══ Records ══
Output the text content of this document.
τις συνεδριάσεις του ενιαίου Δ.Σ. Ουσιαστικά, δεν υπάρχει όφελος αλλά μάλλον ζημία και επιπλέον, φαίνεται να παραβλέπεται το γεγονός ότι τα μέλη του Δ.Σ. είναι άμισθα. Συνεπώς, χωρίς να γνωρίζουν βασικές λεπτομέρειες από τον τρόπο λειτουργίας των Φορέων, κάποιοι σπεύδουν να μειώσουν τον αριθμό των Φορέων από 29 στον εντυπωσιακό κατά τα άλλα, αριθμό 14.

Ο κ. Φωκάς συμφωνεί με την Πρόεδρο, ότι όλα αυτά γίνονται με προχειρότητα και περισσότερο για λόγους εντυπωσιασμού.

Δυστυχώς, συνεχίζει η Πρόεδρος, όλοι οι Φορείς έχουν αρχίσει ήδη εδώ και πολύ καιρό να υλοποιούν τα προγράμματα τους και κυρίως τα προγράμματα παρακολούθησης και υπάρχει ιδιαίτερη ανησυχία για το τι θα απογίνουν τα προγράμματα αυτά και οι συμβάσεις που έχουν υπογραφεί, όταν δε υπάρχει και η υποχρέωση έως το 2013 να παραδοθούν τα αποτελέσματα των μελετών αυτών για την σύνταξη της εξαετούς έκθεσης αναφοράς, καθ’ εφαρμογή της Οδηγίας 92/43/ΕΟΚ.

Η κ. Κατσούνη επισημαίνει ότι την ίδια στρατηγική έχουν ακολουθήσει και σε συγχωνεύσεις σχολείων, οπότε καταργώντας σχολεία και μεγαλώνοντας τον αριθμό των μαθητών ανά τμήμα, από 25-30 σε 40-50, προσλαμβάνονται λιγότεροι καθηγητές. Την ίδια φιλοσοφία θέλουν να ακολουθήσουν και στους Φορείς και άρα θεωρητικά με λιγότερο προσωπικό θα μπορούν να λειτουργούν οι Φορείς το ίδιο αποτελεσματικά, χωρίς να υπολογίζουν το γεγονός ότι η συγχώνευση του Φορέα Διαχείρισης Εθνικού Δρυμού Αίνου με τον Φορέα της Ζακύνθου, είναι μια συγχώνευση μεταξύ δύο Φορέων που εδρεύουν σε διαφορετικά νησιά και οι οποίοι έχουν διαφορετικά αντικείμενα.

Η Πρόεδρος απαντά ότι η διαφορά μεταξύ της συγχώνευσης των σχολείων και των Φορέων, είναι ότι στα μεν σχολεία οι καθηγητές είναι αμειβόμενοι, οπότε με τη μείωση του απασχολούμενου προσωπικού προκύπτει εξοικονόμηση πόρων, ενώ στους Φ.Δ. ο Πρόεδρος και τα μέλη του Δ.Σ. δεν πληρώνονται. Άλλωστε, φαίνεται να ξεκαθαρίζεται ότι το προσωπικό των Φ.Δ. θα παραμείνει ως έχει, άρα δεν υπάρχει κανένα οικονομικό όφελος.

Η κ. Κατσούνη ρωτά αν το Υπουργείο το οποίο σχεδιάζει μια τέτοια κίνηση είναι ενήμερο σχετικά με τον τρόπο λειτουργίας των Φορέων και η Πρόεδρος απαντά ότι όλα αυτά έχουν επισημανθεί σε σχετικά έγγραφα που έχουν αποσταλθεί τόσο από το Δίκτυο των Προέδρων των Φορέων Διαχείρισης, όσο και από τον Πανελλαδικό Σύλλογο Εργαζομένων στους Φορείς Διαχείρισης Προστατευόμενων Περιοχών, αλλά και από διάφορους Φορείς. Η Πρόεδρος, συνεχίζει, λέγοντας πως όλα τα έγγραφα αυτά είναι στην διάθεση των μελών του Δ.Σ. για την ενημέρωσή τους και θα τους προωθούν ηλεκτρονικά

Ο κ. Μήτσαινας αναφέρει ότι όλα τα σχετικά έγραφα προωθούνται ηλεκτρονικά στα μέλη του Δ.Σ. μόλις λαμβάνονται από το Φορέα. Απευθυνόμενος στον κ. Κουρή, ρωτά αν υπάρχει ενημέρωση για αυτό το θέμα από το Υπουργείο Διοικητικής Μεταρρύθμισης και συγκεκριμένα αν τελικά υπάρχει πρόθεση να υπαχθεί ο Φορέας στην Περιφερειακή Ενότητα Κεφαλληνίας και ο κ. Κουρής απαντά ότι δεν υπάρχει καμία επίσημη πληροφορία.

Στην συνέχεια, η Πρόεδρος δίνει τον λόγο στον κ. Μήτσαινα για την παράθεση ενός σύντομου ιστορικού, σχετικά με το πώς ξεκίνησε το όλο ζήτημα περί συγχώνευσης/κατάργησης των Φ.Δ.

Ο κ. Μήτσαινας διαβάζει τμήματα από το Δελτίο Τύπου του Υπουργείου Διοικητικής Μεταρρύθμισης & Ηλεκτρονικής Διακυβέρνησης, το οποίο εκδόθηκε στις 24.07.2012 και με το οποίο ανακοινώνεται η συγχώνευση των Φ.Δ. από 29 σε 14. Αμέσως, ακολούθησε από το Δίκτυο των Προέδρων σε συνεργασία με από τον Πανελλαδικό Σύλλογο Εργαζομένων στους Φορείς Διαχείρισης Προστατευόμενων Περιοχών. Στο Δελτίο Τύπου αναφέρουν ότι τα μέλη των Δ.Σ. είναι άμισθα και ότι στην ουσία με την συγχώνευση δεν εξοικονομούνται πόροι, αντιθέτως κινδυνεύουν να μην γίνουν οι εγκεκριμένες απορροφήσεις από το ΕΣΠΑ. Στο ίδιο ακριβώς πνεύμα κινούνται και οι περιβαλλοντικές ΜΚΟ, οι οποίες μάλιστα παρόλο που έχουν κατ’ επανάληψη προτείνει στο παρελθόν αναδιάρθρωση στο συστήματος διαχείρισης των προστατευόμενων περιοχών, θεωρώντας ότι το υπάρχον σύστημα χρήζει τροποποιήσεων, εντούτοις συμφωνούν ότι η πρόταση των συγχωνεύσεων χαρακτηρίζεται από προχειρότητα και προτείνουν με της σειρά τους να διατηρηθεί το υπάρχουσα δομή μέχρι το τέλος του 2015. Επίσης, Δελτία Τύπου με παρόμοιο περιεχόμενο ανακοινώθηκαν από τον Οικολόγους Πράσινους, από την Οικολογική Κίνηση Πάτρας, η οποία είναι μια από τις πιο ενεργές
═══
**Requirements:**
Return, from the data, each line that has the word "αλλά" in it.

**Full solution:**
τις συνεδριάσεις του ενιαίου Δ.Σ. Ουσιαστικά, δεν υπάρχει όφελος αλλά μάλλον ζημία και επιπλέον, φαίνεται να παραβλέπεται το γεγονός ότι τα μέλη του Δ.Σ. είναι άμισθα. Συνεπώς, χωρίς να γνωρίζουν βασικές λεπτομέρειες από τον τρόπο λειτουργίας των Φορέων, κάποιοι σπεύδουν να μειώσουν τον αριθμό των Φορέων από 29 στον εντυπωσιακό κατά τα άλλα, αριθμό 14.
Η κ. Κατσούνη ρωτά αν το Υπουργείο το οποίο σχεδιάζει μια τέτοια κίνηση είναι ενήμερο σχετικά με τον τρόπο λειτουργίας των Φορέων και η Πρόεδρος απαντά ότι όλα αυτά έχουν επισημανθεί σε σχετικά έγγραφα που έχουν αποσταλθεί τόσο από το Δίκτυο των Προέδρων των Φορέων Διαχείρισης, όσο και από τον Πανελλαδικό Σύλλογο Εργαζομένων στους Φορείς Διαχείρισης Προστατευόμενων Περιοχών, αλλά και από διάφορους Φορείς. Η Πρόεδρος, συνεχίζει, λέγοντας πως όλα τα έγγραφα αυτά είναι στην διάθεση των μελών του Δ.Σ. για την ενημέρωσή τους και θα τους προωθούν ηλεκτρονικά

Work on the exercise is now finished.